─── Data supplied
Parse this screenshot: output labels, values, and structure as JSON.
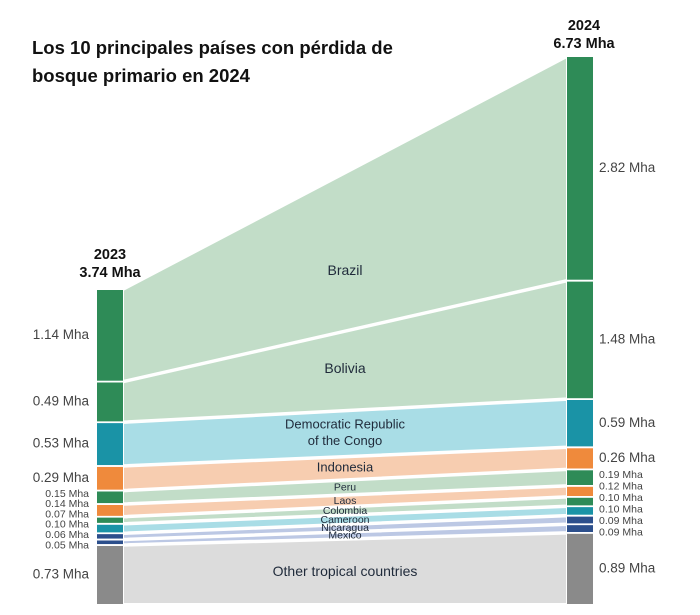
{
  "chart_data": {
    "type": "sankey",
    "title_lines": [
      "Los 10 principales países con pérdida de",
      "bosque primario en  2024"
    ],
    "columns": [
      {
        "year": "2023",
        "total": "3.74 Mha"
      },
      {
        "year": "2024",
        "total": "6.73 Mha"
      }
    ],
    "unit": "Mha",
    "flows": [
      {
        "country": "Brazil",
        "value_2023": 1.14,
        "value_2024": 2.82,
        "label_2023": "1.14 Mha",
        "label_2024": "2.82 Mha",
        "color": "#2e8b57",
        "band_color": "#c2ddc8"
      },
      {
        "country": "Bolivia",
        "value_2023": 0.49,
        "value_2024": 1.48,
        "label_2023": "0.49 Mha",
        "label_2024": "1.48 Mha",
        "color": "#2e8b57",
        "band_color": "#c2ddc8"
      },
      {
        "country": "Democratic Republic of the Congo",
        "label_lines": [
          "Democratic Republic",
          "of the Congo"
        ],
        "value_2023": 0.53,
        "value_2024": 0.59,
        "label_2023": "0.53 Mha",
        "label_2024": "0.59 Mha",
        "color": "#1a93a6",
        "band_color": "#a9dde6"
      },
      {
        "country": "Indonesia",
        "value_2023": 0.29,
        "value_2024": 0.26,
        "label_2023": "0.29 Mha",
        "label_2024": "0.26 Mha",
        "color": "#ef8a3c",
        "band_color": "#f7cdb0"
      },
      {
        "country": "Peru",
        "value_2023": 0.15,
        "value_2024": 0.19,
        "label_2023": "0.15 Mha",
        "label_2024": "0.19 Mha",
        "color": "#2e8b57",
        "band_color": "#c2ddc8"
      },
      {
        "country": "Laos",
        "value_2023": 0.14,
        "value_2024": 0.12,
        "label_2023": "0.14 Mha",
        "label_2024": "0.12 Mha",
        "color": "#ef8a3c",
        "band_color": "#f7cdb0"
      },
      {
        "country": "Colombia",
        "value_2023": 0.07,
        "value_2024": 0.1,
        "label_2023": "0.07 Mha",
        "label_2024": "0.10 Mha",
        "color": "#2e8b57",
        "band_color": "#c2ddc8"
      },
      {
        "country": "Cameroon",
        "value_2023": 0.1,
        "value_2024": 0.1,
        "label_2023": "0.10 Mha",
        "label_2024": "0.10 Mha",
        "color": "#1a93a6",
        "band_color": "#a9dde6"
      },
      {
        "country": "Nicaragua",
        "value_2023": 0.06,
        "value_2024": 0.09,
        "label_2023": "0.06 Mha",
        "label_2024": "0.09 Mha",
        "color": "#2c4f8c",
        "band_color": "#bcc8e4"
      },
      {
        "country": "Mexico",
        "value_2023": 0.05,
        "value_2024": 0.09,
        "label_2023": "0.05 Mha",
        "label_2024": "0.09 Mha",
        "color": "#2c4f8c",
        "band_color": "#bcc8e4"
      },
      {
        "country": "Other tropical countries",
        "value_2023": 0.73,
        "value_2024": 0.89,
        "label_2023": "0.73 Mha",
        "label_2024": "0.89 Mha",
        "color": "#8a8a8a",
        "band_color": "#dcdcdc"
      }
    ]
  }
}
──────
§ **Challenge**: Looking at the records above, report how many lines contain the word "Democratic". Answer with the number only.

§ **Completed task**: 2